Items listed in a dataset
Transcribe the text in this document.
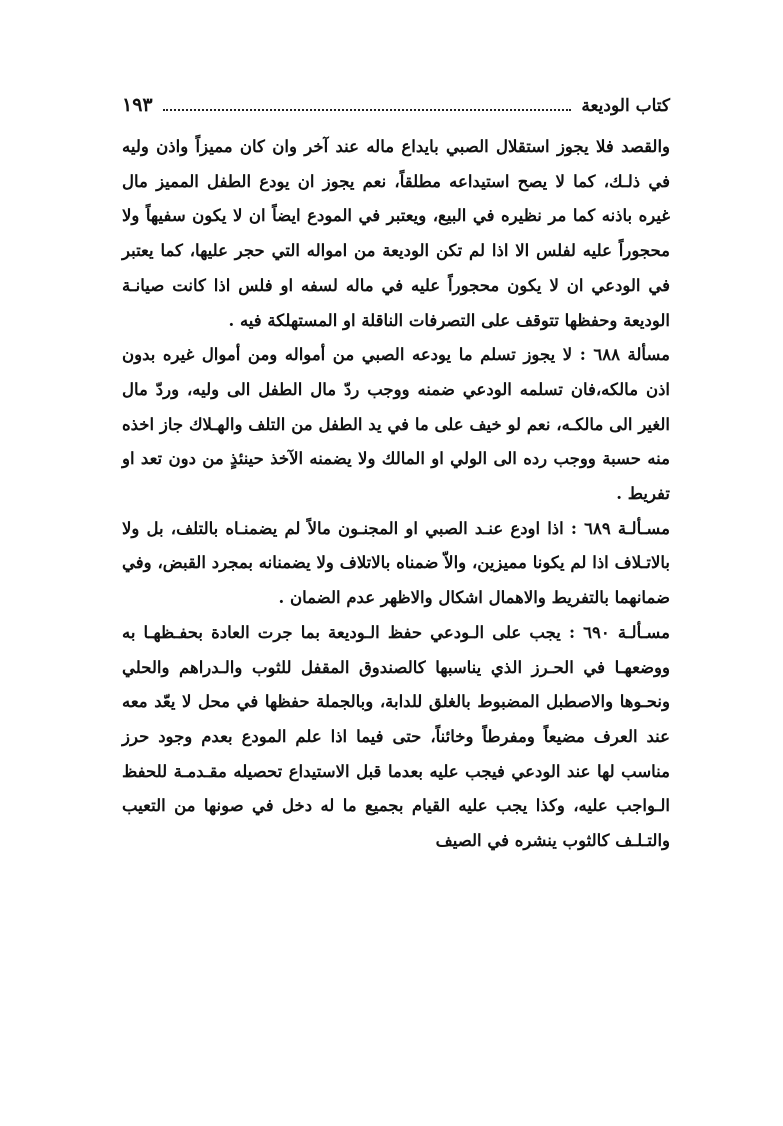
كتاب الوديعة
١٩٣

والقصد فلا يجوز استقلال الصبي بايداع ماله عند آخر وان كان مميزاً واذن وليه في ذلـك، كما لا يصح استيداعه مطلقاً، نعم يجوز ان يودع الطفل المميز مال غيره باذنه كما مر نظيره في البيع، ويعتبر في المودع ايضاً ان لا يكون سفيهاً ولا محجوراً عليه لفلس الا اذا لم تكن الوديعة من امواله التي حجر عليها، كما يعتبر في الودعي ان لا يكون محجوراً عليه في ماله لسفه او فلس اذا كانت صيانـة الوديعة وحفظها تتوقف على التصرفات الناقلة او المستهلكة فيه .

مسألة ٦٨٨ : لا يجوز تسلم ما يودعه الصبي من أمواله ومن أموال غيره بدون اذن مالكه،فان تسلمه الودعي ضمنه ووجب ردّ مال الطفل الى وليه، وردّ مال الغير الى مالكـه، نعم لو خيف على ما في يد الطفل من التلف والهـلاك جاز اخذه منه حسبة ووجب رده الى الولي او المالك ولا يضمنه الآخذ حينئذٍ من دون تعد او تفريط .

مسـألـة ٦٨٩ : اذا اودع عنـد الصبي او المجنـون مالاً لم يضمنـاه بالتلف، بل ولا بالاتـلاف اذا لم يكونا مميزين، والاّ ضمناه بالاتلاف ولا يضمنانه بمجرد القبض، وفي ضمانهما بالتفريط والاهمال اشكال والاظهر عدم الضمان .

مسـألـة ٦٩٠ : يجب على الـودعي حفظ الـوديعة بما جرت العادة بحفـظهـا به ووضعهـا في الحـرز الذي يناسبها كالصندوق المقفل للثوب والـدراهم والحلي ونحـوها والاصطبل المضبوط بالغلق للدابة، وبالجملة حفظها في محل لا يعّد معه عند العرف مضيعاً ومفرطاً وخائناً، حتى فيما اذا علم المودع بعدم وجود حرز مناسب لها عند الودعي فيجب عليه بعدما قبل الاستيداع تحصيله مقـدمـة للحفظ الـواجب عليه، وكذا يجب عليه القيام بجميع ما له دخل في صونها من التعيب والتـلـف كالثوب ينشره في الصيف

* * *

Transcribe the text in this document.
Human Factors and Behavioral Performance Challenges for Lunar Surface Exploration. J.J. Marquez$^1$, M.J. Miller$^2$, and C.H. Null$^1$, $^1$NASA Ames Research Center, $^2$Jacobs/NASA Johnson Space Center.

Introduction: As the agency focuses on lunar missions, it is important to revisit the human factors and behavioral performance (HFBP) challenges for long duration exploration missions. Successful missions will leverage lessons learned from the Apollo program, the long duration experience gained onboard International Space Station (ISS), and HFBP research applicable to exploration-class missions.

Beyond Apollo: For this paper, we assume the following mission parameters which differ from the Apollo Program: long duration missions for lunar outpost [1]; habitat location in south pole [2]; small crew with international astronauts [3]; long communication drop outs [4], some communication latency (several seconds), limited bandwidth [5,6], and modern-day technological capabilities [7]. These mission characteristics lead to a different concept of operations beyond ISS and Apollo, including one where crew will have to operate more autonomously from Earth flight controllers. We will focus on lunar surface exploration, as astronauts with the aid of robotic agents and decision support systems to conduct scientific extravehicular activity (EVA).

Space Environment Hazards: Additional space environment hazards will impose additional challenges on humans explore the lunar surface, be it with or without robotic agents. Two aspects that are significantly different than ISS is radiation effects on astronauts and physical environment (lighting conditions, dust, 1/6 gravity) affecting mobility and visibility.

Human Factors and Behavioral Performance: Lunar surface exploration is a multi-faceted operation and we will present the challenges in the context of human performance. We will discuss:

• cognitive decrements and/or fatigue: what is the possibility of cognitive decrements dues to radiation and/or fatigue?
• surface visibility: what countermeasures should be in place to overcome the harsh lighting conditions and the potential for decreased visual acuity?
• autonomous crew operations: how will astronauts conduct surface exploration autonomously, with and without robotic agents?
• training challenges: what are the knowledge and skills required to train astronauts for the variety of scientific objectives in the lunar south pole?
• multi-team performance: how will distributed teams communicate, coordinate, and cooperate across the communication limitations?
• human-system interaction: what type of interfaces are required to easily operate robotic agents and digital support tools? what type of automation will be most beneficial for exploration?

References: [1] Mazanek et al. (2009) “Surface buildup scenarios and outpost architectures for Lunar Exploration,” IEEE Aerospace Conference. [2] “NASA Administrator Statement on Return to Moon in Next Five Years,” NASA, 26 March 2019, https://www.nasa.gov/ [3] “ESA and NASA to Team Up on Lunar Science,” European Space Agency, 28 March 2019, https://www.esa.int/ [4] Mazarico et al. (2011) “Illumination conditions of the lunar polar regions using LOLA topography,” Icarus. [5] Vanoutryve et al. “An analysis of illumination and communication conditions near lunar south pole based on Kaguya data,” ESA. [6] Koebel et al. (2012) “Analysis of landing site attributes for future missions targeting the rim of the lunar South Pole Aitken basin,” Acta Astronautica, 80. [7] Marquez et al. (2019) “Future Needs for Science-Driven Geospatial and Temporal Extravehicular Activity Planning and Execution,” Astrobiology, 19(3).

▶ [WHAT TO WORK ON] In the records above, locate each line with the word "multi". Copy all such lines.

▶ [SOLVED PROBLEM]
Human Factors and Behavioral Performance: Lunar surface exploration is a multi-faceted operation and we will present the challenges in the context of human performance. We will discuss:
• multi-team performance: how will distributed teams communicate, coordinate, and cooperate across the communication limitations?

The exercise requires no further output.